═══ Recorded data
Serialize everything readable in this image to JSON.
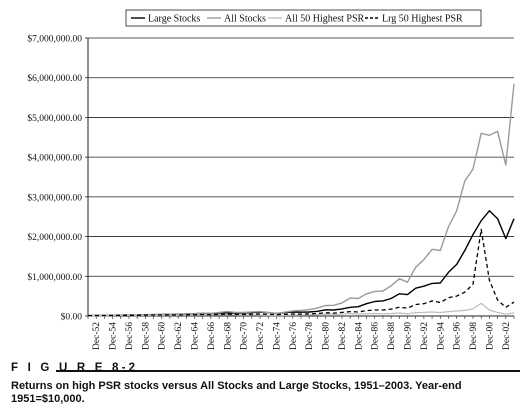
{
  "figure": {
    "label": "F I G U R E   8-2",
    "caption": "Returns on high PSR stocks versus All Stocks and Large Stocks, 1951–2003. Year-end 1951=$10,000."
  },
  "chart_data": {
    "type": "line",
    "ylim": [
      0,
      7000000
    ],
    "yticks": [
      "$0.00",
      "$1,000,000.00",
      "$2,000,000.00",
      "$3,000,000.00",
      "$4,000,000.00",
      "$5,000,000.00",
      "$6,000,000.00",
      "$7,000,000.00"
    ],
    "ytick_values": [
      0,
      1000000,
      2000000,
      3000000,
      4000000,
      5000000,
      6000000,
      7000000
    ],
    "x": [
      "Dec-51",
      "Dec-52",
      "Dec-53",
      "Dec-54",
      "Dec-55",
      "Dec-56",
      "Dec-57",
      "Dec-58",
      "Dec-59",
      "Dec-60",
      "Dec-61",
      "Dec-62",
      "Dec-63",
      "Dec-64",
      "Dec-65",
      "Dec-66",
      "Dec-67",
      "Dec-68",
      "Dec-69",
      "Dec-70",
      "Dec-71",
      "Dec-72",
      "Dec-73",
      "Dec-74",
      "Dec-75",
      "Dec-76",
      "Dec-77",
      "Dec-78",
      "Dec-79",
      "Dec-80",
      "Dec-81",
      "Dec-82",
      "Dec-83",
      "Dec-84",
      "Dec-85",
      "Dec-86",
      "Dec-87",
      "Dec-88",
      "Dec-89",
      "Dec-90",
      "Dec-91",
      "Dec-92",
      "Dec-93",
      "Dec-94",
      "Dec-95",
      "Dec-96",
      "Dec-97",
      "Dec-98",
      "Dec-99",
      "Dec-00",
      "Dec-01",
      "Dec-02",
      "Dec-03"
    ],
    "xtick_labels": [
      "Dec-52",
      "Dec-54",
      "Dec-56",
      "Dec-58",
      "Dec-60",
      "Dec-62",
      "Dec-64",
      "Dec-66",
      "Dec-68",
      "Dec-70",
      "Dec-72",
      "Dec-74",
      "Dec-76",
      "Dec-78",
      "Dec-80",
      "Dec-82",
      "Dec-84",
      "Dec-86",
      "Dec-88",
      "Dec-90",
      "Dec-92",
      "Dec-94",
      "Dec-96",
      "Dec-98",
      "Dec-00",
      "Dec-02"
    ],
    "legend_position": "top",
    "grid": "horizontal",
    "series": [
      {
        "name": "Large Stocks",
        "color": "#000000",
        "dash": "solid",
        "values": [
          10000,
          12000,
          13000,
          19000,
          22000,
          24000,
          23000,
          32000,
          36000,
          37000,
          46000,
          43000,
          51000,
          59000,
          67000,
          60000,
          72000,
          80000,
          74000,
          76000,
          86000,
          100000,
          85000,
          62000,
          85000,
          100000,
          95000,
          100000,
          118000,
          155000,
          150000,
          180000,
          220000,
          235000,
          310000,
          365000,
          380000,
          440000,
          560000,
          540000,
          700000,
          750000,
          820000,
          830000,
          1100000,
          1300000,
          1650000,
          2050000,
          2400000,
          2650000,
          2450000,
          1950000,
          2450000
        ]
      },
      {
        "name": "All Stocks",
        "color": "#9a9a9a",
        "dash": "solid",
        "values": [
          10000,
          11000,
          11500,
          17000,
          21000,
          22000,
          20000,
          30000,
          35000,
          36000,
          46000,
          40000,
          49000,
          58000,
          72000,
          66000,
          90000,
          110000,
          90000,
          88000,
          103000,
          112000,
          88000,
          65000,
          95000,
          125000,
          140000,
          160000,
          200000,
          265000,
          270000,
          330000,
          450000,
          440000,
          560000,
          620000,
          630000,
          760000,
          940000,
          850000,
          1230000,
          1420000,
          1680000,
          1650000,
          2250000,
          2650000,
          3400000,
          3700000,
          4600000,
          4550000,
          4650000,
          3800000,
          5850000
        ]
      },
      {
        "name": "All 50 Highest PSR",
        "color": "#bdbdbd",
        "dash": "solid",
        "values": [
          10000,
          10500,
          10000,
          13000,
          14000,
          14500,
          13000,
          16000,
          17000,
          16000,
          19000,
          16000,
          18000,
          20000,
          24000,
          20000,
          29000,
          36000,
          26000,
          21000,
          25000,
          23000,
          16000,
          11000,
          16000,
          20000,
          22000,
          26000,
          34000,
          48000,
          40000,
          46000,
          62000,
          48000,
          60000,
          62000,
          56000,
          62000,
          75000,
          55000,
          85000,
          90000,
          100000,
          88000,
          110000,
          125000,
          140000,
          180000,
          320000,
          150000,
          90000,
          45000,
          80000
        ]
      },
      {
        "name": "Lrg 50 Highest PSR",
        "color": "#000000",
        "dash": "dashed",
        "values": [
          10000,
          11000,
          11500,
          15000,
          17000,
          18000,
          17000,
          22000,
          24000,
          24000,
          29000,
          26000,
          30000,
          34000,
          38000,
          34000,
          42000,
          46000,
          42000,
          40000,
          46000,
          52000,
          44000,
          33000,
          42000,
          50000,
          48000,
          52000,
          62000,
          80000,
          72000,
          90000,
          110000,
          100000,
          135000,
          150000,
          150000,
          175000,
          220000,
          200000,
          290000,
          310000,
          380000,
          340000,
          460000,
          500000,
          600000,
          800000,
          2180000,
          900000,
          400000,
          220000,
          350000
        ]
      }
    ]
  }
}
══════
Directions for this task: Your job is to transcribe the entries above exactly; skip the pictures.

Answer for the task:
Serialize everything readable in this image to JSON.
{
  "figure": {
    "label": "F I G U R E   8-2",
    "caption": "Returns on high PSR stocks versus All Stocks and Large Stocks, 1951–2003. Year-end 1951=$10,000."
  },
  "chart_data": {
    "type": "line",
    "ylim": [
      0,
      7000000
    ],
    "yticks": [
      "$0.00",
      "$1,000,000.00",
      "$2,000,000.00",
      "$3,000,000.00",
      "$4,000,000.00",
      "$5,000,000.00",
      "$6,000,000.00",
      "$7,000,000.00"
    ],
    "ytick_values": [
      0,
      1000000,
      2000000,
      3000000,
      4000000,
      5000000,
      6000000,
      7000000
    ],
    "x": [
      "Dec-51",
      "Dec-52",
      "Dec-53",
      "Dec-54",
      "Dec-55",
      "Dec-56",
      "Dec-57",
      "Dec-58",
      "Dec-59",
      "Dec-60",
      "Dec-61",
      "Dec-62",
      "Dec-63",
      "Dec-64",
      "Dec-65",
      "Dec-66",
      "Dec-67",
      "Dec-68",
      "Dec-69",
      "Dec-70",
      "Dec-71",
      "Dec-72",
      "Dec-73",
      "Dec-74",
      "Dec-75",
      "Dec-76",
      "Dec-77",
      "Dec-78",
      "Dec-79",
      "Dec-80",
      "Dec-81",
      "Dec-82",
      "Dec-83",
      "Dec-84",
      "Dec-85",
      "Dec-86",
      "Dec-87",
      "Dec-88",
      "Dec-89",
      "Dec-90",
      "Dec-91",
      "Dec-92",
      "Dec-93",
      "Dec-94",
      "Dec-95",
      "Dec-96",
      "Dec-97",
      "Dec-98",
      "Dec-99",
      "Dec-00",
      "Dec-01",
      "Dec-02",
      "Dec-03"
    ],
    "xtick_labels": [
      "Dec-52",
      "Dec-54",
      "Dec-56",
      "Dec-58",
      "Dec-60",
      "Dec-62",
      "Dec-64",
      "Dec-66",
      "Dec-68",
      "Dec-70",
      "Dec-72",
      "Dec-74",
      "Dec-76",
      "Dec-78",
      "Dec-80",
      "Dec-82",
      "Dec-84",
      "Dec-86",
      "Dec-88",
      "Dec-90",
      "Dec-92",
      "Dec-94",
      "Dec-96",
      "Dec-98",
      "Dec-00",
      "Dec-02"
    ],
    "legend_position": "top",
    "grid": "horizontal",
    "series": [
      {
        "name": "Large Stocks",
        "color": "#000000",
        "dash": "solid",
        "values": [
          10000,
          12000,
          13000,
          19000,
          22000,
          24000,
          23000,
          32000,
          36000,
          37000,
          46000,
          43000,
          51000,
          59000,
          67000,
          60000,
          72000,
          80000,
          74000,
          76000,
          86000,
          100000,
          85000,
          62000,
          85000,
          100000,
          95000,
          100000,
          118000,
          155000,
          150000,
          180000,
          220000,
          235000,
          310000,
          365000,
          380000,
          440000,
          560000,
          540000,
          700000,
          750000,
          820000,
          830000,
          1100000,
          1300000,
          1650000,
          2050000,
          2400000,
          2650000,
          2450000,
          1950000,
          2450000
        ]
      },
      {
        "name": "All Stocks",
        "color": "#9a9a9a",
        "dash": "solid",
        "values": [
          10000,
          11000,
          11500,
          17000,
          21000,
          22000,
          20000,
          30000,
          35000,
          36000,
          46000,
          40000,
          49000,
          58000,
          72000,
          66000,
          90000,
          110000,
          90000,
          88000,
          103000,
          112000,
          88000,
          65000,
          95000,
          125000,
          140000,
          160000,
          200000,
          265000,
          270000,
          330000,
          450000,
          440000,
          560000,
          620000,
          630000,
          760000,
          940000,
          850000,
          1230000,
          1420000,
          1680000,
          1650000,
          2250000,
          2650000,
          3400000,
          3700000,
          4600000,
          4550000,
          4650000,
          3800000,
          5850000
        ]
      },
      {
        "name": "All 50 Highest PSR",
        "color": "#bdbdbd",
        "dash": "solid",
        "values": [
          10000,
          10500,
          10000,
          13000,
          14000,
          14500,
          13000,
          16000,
          17000,
          16000,
          19000,
          16000,
          18000,
          20000,
          24000,
          20000,
          29000,
          36000,
          26000,
          21000,
          25000,
          23000,
          16000,
          11000,
          16000,
          20000,
          22000,
          26000,
          34000,
          48000,
          40000,
          46000,
          62000,
          48000,
          60000,
          62000,
          56000,
          62000,
          75000,
          55000,
          85000,
          90000,
          100000,
          88000,
          110000,
          125000,
          140000,
          180000,
          320000,
          150000,
          90000,
          45000,
          80000
        ]
      },
      {
        "name": "Lrg 50 Highest PSR",
        "color": "#000000",
        "dash": "dashed",
        "values": [
          10000,
          11000,
          11500,
          15000,
          17000,
          18000,
          17000,
          22000,
          24000,
          24000,
          29000,
          26000,
          30000,
          34000,
          38000,
          34000,
          42000,
          46000,
          42000,
          40000,
          46000,
          52000,
          44000,
          33000,
          42000,
          50000,
          48000,
          52000,
          62000,
          80000,
          72000,
          90000,
          110000,
          100000,
          135000,
          150000,
          150000,
          175000,
          220000,
          200000,
          290000,
          310000,
          380000,
          340000,
          460000,
          500000,
          600000,
          800000,
          2180000,
          900000,
          400000,
          220000,
          350000
        ]
      }
    ]
  }
}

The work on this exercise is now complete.